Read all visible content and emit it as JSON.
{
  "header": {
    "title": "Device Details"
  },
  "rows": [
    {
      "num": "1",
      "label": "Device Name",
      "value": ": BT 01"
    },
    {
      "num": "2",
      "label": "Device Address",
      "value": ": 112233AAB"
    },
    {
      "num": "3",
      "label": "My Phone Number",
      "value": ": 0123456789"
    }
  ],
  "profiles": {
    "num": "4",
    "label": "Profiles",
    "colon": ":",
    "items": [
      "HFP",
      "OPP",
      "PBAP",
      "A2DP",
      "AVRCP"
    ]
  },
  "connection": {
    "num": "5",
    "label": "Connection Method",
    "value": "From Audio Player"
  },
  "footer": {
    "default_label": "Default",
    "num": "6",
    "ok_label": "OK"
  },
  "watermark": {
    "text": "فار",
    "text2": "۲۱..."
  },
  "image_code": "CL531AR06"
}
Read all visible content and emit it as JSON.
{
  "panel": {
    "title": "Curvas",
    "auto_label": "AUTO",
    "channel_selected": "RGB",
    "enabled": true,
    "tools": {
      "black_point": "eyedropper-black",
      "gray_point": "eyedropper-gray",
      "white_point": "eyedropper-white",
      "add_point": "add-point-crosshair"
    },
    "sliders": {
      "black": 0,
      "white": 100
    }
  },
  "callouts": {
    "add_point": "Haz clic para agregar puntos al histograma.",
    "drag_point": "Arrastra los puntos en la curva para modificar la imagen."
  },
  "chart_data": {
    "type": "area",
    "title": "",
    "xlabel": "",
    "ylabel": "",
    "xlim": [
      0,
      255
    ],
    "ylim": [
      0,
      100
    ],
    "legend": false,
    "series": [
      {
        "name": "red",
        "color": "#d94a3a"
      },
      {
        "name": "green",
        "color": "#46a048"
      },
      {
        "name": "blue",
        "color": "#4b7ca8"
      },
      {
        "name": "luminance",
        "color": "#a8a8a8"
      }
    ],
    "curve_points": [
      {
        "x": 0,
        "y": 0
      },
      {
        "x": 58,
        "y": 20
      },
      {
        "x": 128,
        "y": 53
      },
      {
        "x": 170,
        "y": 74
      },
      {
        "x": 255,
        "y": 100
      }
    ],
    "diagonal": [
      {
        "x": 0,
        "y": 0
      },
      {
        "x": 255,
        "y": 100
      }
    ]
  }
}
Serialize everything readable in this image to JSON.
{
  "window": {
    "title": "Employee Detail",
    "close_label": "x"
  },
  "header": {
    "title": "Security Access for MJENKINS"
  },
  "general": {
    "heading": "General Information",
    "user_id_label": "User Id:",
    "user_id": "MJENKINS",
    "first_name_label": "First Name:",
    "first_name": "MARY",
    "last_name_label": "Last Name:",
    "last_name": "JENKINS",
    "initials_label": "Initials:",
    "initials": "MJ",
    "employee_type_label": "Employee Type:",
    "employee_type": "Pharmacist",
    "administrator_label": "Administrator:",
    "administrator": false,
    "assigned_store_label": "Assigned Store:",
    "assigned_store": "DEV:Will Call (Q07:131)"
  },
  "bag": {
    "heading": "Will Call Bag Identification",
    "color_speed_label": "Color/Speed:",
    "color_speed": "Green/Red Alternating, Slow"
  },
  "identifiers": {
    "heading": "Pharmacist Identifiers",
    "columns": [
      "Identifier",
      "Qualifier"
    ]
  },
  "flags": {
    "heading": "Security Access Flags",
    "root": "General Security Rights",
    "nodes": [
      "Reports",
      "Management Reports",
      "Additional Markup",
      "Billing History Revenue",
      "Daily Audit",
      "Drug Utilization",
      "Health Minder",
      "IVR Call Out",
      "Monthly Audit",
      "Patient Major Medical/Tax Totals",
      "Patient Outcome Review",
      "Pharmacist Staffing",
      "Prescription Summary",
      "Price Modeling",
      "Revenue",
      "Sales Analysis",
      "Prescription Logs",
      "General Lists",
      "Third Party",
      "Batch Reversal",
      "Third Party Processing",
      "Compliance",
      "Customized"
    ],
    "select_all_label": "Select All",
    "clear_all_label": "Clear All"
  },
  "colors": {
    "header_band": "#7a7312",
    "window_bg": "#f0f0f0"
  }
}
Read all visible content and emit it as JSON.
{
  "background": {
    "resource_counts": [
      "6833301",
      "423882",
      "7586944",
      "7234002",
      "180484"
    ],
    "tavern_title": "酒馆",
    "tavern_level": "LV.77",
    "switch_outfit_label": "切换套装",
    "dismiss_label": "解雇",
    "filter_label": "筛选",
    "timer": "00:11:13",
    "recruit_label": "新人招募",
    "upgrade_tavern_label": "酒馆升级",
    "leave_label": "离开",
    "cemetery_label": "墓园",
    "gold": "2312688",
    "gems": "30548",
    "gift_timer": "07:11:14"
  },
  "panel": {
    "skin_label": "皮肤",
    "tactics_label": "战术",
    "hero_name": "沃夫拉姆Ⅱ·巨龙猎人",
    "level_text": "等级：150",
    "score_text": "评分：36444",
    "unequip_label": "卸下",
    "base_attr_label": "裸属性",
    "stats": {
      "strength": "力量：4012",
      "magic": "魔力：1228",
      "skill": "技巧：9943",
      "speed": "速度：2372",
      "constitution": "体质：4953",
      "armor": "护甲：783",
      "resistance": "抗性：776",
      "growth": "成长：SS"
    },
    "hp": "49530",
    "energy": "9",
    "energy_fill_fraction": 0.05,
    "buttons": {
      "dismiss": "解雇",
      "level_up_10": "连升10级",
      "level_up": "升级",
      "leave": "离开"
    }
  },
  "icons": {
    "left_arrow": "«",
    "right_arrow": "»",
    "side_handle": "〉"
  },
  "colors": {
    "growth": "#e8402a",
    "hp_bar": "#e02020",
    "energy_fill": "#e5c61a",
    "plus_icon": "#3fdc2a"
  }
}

- - - -

Goal:
Write out the data exactly as it stands.

Result for this task:
Read all visible content and emit it as JSON.
{
  "header": {
    "title": "Device Details"
  },
  "rows": [
    {
      "num": "1",
      "label": "Device Name",
      "value": ": BT 01"
    },
    {
      "num": "2",
      "label": "Device Address",
      "value": ": 112233AAB"
    },
    {
      "num": "3",
      "label": "My Phone Number",
      "value": ": 0123456789"
    }
  ],
  "profiles": {
    "num": "4",
    "label": "Profiles",
    "colon": ":",
    "items": [
      "HFP",
      "OPP",
      "PBAP",
      "A2DP",
      "AVRCP"
    ]
  },
  "connection": {
    "num": "5",
    "label": "Connection Method",
    "value": "From Audio Player"
  },
  "footer": {
    "default_label": "Default",
    "num": "6",
    "ok_label": "OK"
  },
  "watermark": {
    "text": "فار",
    "text2": "۲۱..."
  },
  "image_code": "CL531AR06"
}
Read all visible content and emit it as JSON.
{
  "panel": {
    "title": "Curvas",
    "auto_label": "AUTO",
    "channel_selected": "RGB",
    "enabled": true,
    "tools": {
      "black_point": "eyedropper-black",
      "gray_point": "eyedropper-gray",
      "white_point": "eyedropper-white",
      "add_point": "add-point-crosshair"
    },
    "sliders": {
      "black": 0,
      "white": 100
    }
  },
  "callouts": {
    "add_point": "Haz clic para agregar puntos al histograma.",
    "drag_point": "Arrastra los puntos en la curva para modificar la imagen."
  },
  "chart_data": {
    "type": "area",
    "title": "",
    "xlabel": "",
    "ylabel": "",
    "xlim": [
      0,
      255
    ],
    "ylim": [
      0,
      100
    ],
    "legend": false,
    "series": [
      {
        "name": "red",
        "color": "#d94a3a"
      },
      {
        "name": "green",
        "color": "#46a048"
      },
      {
        "name": "blue",
        "color": "#4b7ca8"
      },
      {
        "name": "luminance",
        "color": "#a8a8a8"
      }
    ],
    "curve_points": [
      {
        "x": 0,
        "y": 0
      },
      {
        "x": 58,
        "y": 20
      },
      {
        "x": 128,
        "y": 53
      },
      {
        "x": 170,
        "y": 74
      },
      {
        "x": 255,
        "y": 100
      }
    ],
    "diagonal": [
      {
        "x": 0,
        "y": 0
      },
      {
        "x": 255,
        "y": 100
      }
    ]
  }
}
Serialize everything readable in this image to JSON.
{
  "window": {
    "title": "Employee Detail",
    "close_label": "x"
  },
  "header": {
    "title": "Security Access for MJENKINS"
  },
  "general": {
    "heading": "General Information",
    "user_id_label": "User Id:",
    "user_id": "MJENKINS",
    "first_name_label": "First Name:",
    "first_name": "MARY",
    "last_name_label": "Last Name:",
    "last_name": "JENKINS",
    "initials_label": "Initials:",
    "initials": "MJ",
    "employee_type_label": "Employee Type:",
    "employee_type": "Pharmacist",
    "administrator_label": "Administrator:",
    "administrator": false,
    "assigned_store_label": "Assigned Store:",
    "assigned_store": "DEV:Will Call (Q07:131)"
  },
  "bag": {
    "heading": "Will Call Bag Identification",
    "color_speed_label": "Color/Speed:",
    "color_speed": "Green/Red Alternating, Slow"
  },
  "identifiers": {
    "heading": "Pharmacist Identifiers",
    "columns": [
      "Identifier",
      "Qualifier"
    ]
  },
  "flags": {
    "heading": "Security Access Flags",
    "root": "General Security Rights",
    "nodes": [
      "Reports",
      "Management Reports",
      "Additional Markup",
      "Billing History Revenue",
      "Daily Audit",
      "Drug Utilization",
      "Health Minder",
      "IVR Call Out",
      "Monthly Audit",
      "Patient Major Medical/Tax Totals",
      "Patient Outcome Review",
      "Pharmacist Staffing",
      "Prescription Summary",
      "Price Modeling",
      "Revenue",
      "Sales Analysis",
      "Prescription Logs",
      "General Lists",
      "Third Party",
      "Batch Reversal",
      "Third Party Processing",
      "Compliance",
      "Customized"
    ],
    "select_all_label": "Select All",
    "clear_all_label": "Clear All"
  },
  "colors": {
    "header_band": "#7a7312",
    "window_bg": "#f0f0f0"
  }
}
Read all visible content and emit it as JSON.
{
  "background": {
    "resource_counts": [
      "6833301",
      "423882",
      "7586944",
      "7234002",
      "180484"
    ],
    "tavern_title": "酒馆",
    "tavern_level": "LV.77",
    "switch_outfit_label": "切换套装",
    "dismiss_label": "解雇",
    "filter_label": "筛选",
    "timer": "00:11:13",
    "recruit_label": "新人招募",
    "upgrade_tavern_label": "酒馆升级",
    "leave_label": "离开",
    "cemetery_label": "墓园",
    "gold": "2312688",
    "gems": "30548",
    "gift_timer": "07:11:14"
  },
  "panel": {
    "skin_label": "皮肤",
    "tactics_label": "战术",
    "hero_name": "沃夫拉姆Ⅱ·巨龙猎人",
    "level_text": "等级：150",
    "score_text": "评分：36444",
    "unequip_label": "卸下",
    "base_attr_label": "裸属性",
    "stats": {
      "strength": "力量：4012",
      "magic": "魔力：1228",
      "skill": "技巧：9943",
      "speed": "速度：2372",
      "constitution": "体质：4953",
      "armor": "护甲：783",
      "resistance": "抗性：776",
      "growth": "成长：SS"
    },
    "hp": "49530",
    "energy": "9",
    "energy_fill_fraction": 0.05,
    "buttons": {
      "dismiss": "解雇",
      "level_up_10": "连升10级",
      "level_up": "升级",
      "leave": "离开"
    }
  },
  "icons": {
    "left_arrow": "«",
    "right_arrow": "»",
    "side_handle": "〉"
  },
  "colors": {
    "growth": "#e8402a",
    "hp_bar": "#e02020",
    "energy_fill": "#e5c61a",
    "plus_icon": "#3fdc2a"
  }
}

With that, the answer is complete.